:: Text ::
╔══

05 July,2009 09:26 AM IST | | Alison Gibson
Gardening catches the fancy of Britain's yuppies, leading to the coinage of a new word: nyudies (new yuppie diggers)
No weekend newspaper is complete these days without a photo of some well-known person smiling over a basket or bowl of home-grown vegetables. Last week, a former rock wife, who in her youth woke up "craving a cigarette laced with heroin", enthused about the face-tingling thrill of eating freshly picked salad. Yes, you can forget handbags and shoes. The latest must-have in Britain is a vegetable patch.
The flourishing "grow your own" movement even received a royal endorsement last month when the Queen revealed her new veg plot at Buckingham Palace.
So, why have we all gone nuts about vegetables? Growing your own saves money, as long as you resist splashing out on gardening accessories, that is. But there's more to it than the credit crunch. Donna McDaid, of the National Society of Allotments and Leisure Gardeners (NSALG), says: "It's about health and the environment. It's about having control over your food, growing organic and saving food miles."

╚══

:: Dataset records ::
╔══

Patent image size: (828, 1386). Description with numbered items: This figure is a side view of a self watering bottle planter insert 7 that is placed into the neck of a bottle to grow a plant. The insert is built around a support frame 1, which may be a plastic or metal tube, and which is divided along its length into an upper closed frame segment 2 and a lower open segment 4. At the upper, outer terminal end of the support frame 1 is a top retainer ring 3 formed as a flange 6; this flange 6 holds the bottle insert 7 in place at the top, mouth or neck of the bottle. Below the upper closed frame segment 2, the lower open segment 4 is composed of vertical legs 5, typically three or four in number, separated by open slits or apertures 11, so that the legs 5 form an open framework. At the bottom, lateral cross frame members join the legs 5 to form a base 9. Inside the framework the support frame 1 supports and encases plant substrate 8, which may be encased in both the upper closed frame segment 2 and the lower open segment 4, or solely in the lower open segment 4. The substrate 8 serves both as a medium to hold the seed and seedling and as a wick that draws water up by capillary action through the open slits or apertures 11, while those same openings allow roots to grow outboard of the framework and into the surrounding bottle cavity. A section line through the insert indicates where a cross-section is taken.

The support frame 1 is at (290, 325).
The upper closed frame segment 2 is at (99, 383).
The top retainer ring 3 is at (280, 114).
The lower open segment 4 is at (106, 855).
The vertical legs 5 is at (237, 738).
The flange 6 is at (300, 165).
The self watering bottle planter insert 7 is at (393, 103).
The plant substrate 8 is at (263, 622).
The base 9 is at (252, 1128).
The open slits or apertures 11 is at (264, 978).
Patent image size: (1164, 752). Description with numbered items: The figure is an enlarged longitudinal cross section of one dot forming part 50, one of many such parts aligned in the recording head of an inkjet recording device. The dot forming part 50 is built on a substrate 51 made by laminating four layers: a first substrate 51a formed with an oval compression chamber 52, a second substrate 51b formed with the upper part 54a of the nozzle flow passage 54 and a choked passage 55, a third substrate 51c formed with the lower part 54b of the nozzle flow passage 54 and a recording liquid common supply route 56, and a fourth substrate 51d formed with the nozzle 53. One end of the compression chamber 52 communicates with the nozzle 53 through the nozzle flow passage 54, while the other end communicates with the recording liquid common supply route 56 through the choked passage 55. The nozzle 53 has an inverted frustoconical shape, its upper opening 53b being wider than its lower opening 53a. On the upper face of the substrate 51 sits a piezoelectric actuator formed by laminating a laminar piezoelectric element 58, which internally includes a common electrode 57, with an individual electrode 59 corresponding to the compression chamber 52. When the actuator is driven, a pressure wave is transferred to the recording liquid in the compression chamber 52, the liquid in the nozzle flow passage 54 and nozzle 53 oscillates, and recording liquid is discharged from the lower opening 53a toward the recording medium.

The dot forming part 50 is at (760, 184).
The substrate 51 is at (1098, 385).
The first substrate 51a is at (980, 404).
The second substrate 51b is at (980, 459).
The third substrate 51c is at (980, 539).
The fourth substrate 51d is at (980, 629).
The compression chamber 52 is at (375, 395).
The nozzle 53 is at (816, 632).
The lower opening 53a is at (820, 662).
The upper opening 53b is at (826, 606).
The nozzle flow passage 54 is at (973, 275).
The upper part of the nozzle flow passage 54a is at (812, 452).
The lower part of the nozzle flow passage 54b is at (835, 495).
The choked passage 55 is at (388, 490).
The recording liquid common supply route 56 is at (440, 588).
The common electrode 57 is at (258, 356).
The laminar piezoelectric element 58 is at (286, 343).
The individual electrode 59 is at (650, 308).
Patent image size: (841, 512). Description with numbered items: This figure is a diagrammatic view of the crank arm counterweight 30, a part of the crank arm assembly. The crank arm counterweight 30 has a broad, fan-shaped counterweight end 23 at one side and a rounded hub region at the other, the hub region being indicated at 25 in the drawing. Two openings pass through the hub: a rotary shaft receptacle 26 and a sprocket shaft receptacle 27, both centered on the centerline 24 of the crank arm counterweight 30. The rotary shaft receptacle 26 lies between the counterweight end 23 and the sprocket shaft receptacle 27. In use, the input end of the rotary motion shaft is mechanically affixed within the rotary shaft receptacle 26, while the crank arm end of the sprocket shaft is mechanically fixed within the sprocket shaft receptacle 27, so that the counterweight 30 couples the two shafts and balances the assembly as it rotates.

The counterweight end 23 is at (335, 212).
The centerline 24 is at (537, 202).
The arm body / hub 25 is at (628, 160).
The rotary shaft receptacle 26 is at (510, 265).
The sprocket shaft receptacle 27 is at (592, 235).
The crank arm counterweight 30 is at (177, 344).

╚══

:: Jobs ::
- 1) Please retype the gardening article between "No weekend newspaper" and "a vegetable patch.", inclusive.
- 2) Extend the article on Britain's vegetable-growing craze, picking up after its final sentence.

:: Response list ::
- 1)
No weekend newspaper is complete these days without a photo of some well-known person smiling over a basket or bowl of home-grown vegetables. Last week, a former rock wife, who in her youth woke up "craving a cigarette laced with heroin", enthused about the face-tingling thrill of eating freshly picked salad. Yes, you can forget handbags and shoes. The latest must-have in Britain is a vegetable patch.

- 2)
Francijn Suermondt, marketing coordinator at Suttons, a leading seed supplier, says that TV chefs such as Jamie Oliver and Hugh Fearnley-Whittingstall have had an influence, with their focus on healthy, home-grown food. "The world is changing," she says. "We all want to be more down to earth and enjoy the simple things."
Last year, sales of vegetable seeds overtook sales of flower seeds for the first time since the Second World War. Suttons, for example, sold 60 per cent flowers to 40 per cent vegetables five years ago but now sells 70 per cent vegetables to 30 per cent flowers.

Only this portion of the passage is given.